* **読むための抜粋**
********************

ゴッホはメニエール病からPPPDに?!
ヴィンセント・ヴァン・ゴッホは、生きている間絵が全く売れず、資産家ヘレーネの収集により火がつき、世界に多くのファンが誕生しました。ヘレーネが集めた絵が今東京で展示されています。
改めて違う角度からゴッホをみることができました。ゴッホがパリに移り、印象派に触れてから亡くなるまでわずか3年余り。彼の人生後半絵は暗く、曲線で歪む画風はこの3年に起きたことでした。これらの絵は彼の死を予告していたのでしょうか。
彼は弟テオに宛てた手紙から度々「発作」という言葉が出て来ます。多くの医療者の分析から、発作とはてんかん、もしくはメンタル疾患と考えられています。数名の耳鼻科医は、彼が描く特有の曲線はめまいを表現し、幻聴ではなく耳鳴に悩まされため耳をそり落とし、疾患はメニエール病だと考えています。
私なりに感じるのは、彼がメニエール病だとしたら、恐らくほかの疾患に合併したもののように感じます。1885年パリに移る前に書かれた「ジャガイモを食べる人々」に特有な曲線はみられず、86年「発作」のため、アルルの病院に入院した時に書いた庭の絵でも忠実な描写でありました。退院後から画風が一変したように感じます。

********************

* **あなたの課題**
ゴッホについての文章によると、数名の耳鼻科医はゴッホの疾患を何だと考えていますか。

* **項目の抜粋**
********************

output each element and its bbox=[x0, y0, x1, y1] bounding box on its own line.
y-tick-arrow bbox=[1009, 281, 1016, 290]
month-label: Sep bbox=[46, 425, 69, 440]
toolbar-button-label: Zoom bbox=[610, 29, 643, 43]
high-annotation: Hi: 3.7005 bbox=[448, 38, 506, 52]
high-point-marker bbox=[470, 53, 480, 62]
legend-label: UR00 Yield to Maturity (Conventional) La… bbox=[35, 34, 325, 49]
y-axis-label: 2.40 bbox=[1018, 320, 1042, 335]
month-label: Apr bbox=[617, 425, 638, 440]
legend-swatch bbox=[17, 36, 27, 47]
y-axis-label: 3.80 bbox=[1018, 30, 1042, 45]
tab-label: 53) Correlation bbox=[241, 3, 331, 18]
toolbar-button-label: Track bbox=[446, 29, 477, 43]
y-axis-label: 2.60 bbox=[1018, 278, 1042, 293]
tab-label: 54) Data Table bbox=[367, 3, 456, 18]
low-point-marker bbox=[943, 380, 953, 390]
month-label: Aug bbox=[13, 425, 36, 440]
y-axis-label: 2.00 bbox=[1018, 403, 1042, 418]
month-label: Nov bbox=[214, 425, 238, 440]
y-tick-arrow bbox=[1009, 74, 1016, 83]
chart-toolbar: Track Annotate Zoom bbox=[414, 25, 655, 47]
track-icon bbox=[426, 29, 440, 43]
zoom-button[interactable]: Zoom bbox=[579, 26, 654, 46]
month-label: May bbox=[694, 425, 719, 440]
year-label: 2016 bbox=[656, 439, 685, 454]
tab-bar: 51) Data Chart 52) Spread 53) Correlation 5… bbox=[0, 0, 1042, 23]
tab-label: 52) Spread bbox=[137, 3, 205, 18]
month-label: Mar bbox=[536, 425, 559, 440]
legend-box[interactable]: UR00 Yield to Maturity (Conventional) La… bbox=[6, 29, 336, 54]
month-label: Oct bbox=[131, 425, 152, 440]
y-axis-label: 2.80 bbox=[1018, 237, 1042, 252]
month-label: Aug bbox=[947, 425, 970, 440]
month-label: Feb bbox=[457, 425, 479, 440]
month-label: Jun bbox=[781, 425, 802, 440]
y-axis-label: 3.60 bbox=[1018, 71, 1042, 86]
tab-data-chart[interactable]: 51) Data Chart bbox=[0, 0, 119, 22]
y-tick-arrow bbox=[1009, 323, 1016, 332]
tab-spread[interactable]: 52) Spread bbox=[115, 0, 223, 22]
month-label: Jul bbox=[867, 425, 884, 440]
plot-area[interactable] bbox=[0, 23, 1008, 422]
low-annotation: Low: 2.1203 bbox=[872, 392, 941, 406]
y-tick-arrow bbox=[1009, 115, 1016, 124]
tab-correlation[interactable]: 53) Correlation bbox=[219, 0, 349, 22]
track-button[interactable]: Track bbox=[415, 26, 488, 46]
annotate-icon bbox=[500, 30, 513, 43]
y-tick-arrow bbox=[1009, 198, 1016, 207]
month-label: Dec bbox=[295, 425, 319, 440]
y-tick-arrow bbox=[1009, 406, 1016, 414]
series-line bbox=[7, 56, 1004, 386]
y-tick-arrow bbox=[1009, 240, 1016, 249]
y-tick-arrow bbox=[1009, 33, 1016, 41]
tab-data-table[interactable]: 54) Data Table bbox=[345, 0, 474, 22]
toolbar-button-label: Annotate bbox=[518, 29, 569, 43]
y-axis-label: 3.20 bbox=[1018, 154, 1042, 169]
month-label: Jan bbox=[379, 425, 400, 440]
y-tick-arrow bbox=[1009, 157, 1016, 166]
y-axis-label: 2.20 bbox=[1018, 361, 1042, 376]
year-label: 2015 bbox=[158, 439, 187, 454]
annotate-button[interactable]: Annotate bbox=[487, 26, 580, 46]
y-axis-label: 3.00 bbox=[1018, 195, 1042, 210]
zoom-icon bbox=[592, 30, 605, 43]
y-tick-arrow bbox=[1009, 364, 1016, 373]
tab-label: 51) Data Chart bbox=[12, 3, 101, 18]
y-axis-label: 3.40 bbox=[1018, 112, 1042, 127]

********************

* **この課題の解答**
メニエール病だと考えています。